** Goal **
Below are some records. How many of their lines contain the string "Cause"? Give the number only.

** Raw records **
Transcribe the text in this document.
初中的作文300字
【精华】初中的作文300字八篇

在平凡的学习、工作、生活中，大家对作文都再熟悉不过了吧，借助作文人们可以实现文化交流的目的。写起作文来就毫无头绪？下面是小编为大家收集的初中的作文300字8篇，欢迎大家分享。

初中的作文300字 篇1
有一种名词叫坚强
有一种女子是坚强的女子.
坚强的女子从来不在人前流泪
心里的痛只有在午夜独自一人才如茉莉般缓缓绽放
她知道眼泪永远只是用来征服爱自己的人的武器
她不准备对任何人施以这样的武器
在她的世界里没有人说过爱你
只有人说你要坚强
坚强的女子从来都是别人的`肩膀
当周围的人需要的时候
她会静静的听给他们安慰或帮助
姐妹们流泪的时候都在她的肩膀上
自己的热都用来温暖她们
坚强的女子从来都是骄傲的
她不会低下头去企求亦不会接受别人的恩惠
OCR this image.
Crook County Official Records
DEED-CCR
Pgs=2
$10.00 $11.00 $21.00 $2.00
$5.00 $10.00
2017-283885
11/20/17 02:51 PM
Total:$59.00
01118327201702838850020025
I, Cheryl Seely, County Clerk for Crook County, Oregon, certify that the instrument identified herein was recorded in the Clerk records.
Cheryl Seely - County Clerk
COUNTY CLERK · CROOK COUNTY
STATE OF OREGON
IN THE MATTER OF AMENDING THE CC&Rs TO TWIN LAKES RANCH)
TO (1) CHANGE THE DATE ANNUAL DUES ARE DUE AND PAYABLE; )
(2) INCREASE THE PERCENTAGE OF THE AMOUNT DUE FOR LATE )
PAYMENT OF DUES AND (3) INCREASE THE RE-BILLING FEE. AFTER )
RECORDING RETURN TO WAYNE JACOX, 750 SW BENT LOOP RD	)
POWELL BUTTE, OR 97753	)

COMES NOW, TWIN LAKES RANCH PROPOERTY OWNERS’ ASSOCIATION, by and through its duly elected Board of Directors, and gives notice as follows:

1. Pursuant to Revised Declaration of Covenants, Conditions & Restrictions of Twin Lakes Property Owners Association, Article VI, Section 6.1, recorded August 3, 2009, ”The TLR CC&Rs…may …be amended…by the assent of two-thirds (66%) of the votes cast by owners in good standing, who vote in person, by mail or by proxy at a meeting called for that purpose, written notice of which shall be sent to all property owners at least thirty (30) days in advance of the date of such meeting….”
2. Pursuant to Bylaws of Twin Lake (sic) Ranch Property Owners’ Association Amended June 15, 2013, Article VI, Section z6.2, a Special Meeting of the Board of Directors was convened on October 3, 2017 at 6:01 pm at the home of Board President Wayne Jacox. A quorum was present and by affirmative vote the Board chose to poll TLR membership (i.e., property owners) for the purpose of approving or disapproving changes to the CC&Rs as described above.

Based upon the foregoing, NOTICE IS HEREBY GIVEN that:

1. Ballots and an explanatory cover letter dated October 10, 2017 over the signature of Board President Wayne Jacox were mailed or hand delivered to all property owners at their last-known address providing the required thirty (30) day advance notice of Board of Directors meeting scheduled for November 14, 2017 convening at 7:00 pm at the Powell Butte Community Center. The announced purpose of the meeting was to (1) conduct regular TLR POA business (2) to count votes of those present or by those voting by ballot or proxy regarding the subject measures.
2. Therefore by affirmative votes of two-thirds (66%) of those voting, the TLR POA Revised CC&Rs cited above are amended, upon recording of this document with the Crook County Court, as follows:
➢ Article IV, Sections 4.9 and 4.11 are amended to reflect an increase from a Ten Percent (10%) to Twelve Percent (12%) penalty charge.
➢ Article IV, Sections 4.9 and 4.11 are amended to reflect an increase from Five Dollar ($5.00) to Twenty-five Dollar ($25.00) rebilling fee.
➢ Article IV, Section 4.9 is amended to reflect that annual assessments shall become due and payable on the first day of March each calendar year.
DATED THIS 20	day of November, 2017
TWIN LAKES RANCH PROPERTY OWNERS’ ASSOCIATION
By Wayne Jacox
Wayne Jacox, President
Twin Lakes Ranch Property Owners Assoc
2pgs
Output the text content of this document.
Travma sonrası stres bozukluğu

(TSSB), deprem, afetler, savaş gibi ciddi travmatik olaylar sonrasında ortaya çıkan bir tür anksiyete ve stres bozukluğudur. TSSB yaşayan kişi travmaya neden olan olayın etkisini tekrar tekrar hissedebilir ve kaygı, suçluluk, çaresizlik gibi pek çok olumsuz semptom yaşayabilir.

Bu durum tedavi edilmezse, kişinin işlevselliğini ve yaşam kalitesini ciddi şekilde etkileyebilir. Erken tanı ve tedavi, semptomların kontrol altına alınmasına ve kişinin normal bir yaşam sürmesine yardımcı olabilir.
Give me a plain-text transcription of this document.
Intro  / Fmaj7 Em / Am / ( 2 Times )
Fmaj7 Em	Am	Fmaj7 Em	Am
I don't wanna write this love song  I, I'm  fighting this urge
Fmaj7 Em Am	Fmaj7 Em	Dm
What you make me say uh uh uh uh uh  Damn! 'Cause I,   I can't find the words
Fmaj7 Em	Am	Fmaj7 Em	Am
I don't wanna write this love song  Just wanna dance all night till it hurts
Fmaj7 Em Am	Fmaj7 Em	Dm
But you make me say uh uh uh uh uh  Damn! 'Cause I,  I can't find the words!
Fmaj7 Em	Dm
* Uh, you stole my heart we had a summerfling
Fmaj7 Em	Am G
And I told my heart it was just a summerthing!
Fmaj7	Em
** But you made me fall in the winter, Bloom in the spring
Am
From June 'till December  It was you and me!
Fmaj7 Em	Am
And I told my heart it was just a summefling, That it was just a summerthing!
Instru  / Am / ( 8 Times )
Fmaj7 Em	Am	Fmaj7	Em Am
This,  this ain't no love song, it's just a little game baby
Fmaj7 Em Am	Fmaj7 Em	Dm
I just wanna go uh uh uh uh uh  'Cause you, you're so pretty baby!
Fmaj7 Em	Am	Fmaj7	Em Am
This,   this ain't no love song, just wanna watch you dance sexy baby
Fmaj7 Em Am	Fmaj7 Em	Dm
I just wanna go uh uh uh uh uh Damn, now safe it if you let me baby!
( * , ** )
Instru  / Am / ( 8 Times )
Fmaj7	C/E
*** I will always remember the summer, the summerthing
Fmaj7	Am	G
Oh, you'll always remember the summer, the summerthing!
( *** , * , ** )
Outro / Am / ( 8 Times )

** The solution **
3